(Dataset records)
--- BEGIN ---
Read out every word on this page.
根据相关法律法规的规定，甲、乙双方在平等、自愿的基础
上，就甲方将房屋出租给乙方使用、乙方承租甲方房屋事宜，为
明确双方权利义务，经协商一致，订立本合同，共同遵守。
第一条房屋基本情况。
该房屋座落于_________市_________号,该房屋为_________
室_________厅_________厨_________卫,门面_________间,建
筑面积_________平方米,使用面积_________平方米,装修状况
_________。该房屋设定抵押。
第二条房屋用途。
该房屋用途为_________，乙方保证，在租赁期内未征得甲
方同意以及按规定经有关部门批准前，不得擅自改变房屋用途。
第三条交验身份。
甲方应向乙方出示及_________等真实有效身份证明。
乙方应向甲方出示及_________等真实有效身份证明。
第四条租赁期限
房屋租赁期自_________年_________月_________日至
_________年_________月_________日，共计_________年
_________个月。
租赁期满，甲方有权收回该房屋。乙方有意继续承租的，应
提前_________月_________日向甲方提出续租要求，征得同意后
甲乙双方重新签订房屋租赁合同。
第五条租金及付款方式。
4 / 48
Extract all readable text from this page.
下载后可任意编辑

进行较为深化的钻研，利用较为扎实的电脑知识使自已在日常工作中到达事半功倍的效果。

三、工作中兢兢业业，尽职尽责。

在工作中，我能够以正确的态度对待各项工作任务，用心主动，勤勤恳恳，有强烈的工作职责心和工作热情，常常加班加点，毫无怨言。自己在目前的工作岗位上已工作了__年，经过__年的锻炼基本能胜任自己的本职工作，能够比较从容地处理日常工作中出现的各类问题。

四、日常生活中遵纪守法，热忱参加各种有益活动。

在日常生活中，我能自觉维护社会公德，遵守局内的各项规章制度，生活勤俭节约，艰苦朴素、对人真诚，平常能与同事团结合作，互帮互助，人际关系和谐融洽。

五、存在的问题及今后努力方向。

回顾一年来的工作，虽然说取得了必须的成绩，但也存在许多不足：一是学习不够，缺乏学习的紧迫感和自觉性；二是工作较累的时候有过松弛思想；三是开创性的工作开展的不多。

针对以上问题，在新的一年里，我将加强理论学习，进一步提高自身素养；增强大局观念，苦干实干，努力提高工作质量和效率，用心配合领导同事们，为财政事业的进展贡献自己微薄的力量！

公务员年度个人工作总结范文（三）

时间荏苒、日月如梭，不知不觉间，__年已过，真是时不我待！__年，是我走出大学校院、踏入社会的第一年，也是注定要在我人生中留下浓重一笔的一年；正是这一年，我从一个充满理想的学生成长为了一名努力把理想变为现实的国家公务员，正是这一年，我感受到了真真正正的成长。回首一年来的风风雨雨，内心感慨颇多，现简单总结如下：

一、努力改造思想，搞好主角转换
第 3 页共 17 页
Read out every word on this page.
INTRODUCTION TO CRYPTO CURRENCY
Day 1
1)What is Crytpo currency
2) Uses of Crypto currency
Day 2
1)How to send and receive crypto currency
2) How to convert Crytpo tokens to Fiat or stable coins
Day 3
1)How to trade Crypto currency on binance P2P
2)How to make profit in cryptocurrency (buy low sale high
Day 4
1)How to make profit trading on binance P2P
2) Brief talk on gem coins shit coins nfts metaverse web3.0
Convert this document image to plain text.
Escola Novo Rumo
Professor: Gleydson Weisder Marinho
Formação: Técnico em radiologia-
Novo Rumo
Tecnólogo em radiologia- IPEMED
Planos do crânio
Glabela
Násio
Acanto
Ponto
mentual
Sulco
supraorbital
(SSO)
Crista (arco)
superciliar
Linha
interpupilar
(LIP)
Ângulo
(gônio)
--- END ---
= Work to do =
Retype the data in full and match it exactly.

= Expected answer =
Read out every word on this page.
根据相关法律法规的规定，甲、乙双方在平等、自愿的基础
上，就甲方将房屋出租给乙方使用、乙方承租甲方房屋事宜，为
明确双方权利义务，经协商一致，订立本合同，共同遵守。
第一条房屋基本情况。
该房屋座落于_________市_________号,该房屋为_________
室_________厅_________厨_________卫,门面_________间,建
筑面积_________平方米,使用面积_________平方米,装修状况
_________。该房屋设定抵押。
第二条房屋用途。
该房屋用途为_________，乙方保证，在租赁期内未征得甲
方同意以及按规定经有关部门批准前，不得擅自改变房屋用途。
第三条交验身份。
甲方应向乙方出示及_________等真实有效身份证明。
乙方应向甲方出示及_________等真实有效身份证明。
第四条租赁期限
房屋租赁期自_________年_________月_________日至
_________年_________月_________日，共计_________年
_________个月。
租赁期满，甲方有权收回该房屋。乙方有意继续承租的，应
提前_________月_________日向甲方提出续租要求，征得同意后
甲乙双方重新签订房屋租赁合同。
第五条租金及付款方式。
4 / 48
Extract all readable text from this page.
下载后可任意编辑

进行较为深化的钻研，利用较为扎实的电脑知识使自已在日常工作中到达事半功倍的效果。

三、工作中兢兢业业，尽职尽责。

在工作中，我能够以正确的态度对待各项工作任务，用心主动，勤勤恳恳，有强烈的工作职责心和工作热情，常常加班加点，毫无怨言。自己在目前的工作岗位上已工作了__年，经过__年的锻炼基本能胜任自己的本职工作，能够比较从容地处理日常工作中出现的各类问题。

四、日常生活中遵纪守法，热忱参加各种有益活动。

在日常生活中，我能自觉维护社会公德，遵守局内的各项规章制度，生活勤俭节约，艰苦朴素、对人真诚，平常能与同事团结合作，互帮互助，人际关系和谐融洽。

五、存在的问题及今后努力方向。

回顾一年来的工作，虽然说取得了必须的成绩，但也存在许多不足：一是学习不够，缺乏学习的紧迫感和自觉性；二是工作较累的时候有过松弛思想；三是开创性的工作开展的不多。

针对以上问题，在新的一年里，我将加强理论学习，进一步提高自身素养；增强大局观念，苦干实干，努力提高工作质量和效率，用心配合领导同事们，为财政事业的进展贡献自己微薄的力量！

公务员年度个人工作总结范文（三）

时间荏苒、日月如梭，不知不觉间，__年已过，真是时不我待！__年，是我走出大学校院、踏入社会的第一年，也是注定要在我人生中留下浓重一笔的一年；正是这一年，我从一个充满理想的学生成长为了一名努力把理想变为现实的国家公务员，正是这一年，我感受到了真真正正的成长。回首一年来的风风雨雨，内心感慨颇多，现简单总结如下：

一、努力改造思想，搞好主角转换
第 3 页共 17 页
Read out every word on this page.
INTRODUCTION TO CRYPTO CURRENCY
Day 1
1)What is Crytpo currency
2) Uses of Crypto currency
Day 2
1)How to send and receive crypto currency
2) How to convert Crytpo tokens to Fiat or stable coins
Day 3
1)How to trade Crypto currency on binance P2P
2)How to make profit in cryptocurrency (buy low sale high
Day 4
1)How to make profit trading on binance P2P
2) Brief talk on gem coins shit coins nfts metaverse web3.0
Convert this document image to plain text.
Escola Novo Rumo
Professor: Gleydson Weisder Marinho
Formação: Técnico em radiologia-
Novo Rumo
Tecnólogo em radiologia- IPEMED
Planos do crânio
Glabela
Násio
Acanto
Ponto
mentual
Sulco
supraorbital
(SSO)
Crista (arco)
superciliar
Linha
interpupilar
(LIP)
Ângulo
(gônio)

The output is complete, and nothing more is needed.